== Job ==
In the listing below, locate the lines that hold the string "Приложение". Copy those lines.

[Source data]
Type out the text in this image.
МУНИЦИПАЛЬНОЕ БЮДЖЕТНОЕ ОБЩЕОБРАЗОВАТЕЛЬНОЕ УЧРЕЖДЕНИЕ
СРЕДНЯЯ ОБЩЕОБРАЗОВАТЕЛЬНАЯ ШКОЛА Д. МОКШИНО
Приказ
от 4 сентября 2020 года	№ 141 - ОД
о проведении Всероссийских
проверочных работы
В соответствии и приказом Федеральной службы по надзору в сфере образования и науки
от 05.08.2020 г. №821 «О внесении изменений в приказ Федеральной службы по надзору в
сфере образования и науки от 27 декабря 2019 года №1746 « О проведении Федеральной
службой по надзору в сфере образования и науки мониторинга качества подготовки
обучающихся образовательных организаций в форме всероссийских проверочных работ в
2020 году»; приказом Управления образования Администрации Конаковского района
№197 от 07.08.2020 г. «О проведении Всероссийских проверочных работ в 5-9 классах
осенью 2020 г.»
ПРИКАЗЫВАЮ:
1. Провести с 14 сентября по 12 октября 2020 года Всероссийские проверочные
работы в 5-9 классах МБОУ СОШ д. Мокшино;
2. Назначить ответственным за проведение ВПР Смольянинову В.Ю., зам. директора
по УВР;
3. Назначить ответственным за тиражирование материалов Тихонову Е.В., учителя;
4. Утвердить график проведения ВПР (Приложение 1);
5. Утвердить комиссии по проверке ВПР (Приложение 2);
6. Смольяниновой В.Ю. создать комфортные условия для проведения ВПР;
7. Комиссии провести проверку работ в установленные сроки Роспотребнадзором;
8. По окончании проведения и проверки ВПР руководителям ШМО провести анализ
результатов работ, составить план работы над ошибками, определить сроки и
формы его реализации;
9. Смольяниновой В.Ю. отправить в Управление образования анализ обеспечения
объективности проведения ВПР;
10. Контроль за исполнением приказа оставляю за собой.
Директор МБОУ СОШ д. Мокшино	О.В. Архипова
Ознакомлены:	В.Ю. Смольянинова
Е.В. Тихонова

== Result of the task ==
4. Утвердить график проведения ВПР (Приложение 1);
5. Утвердить комиссии по проверке ВПР (Приложение 2);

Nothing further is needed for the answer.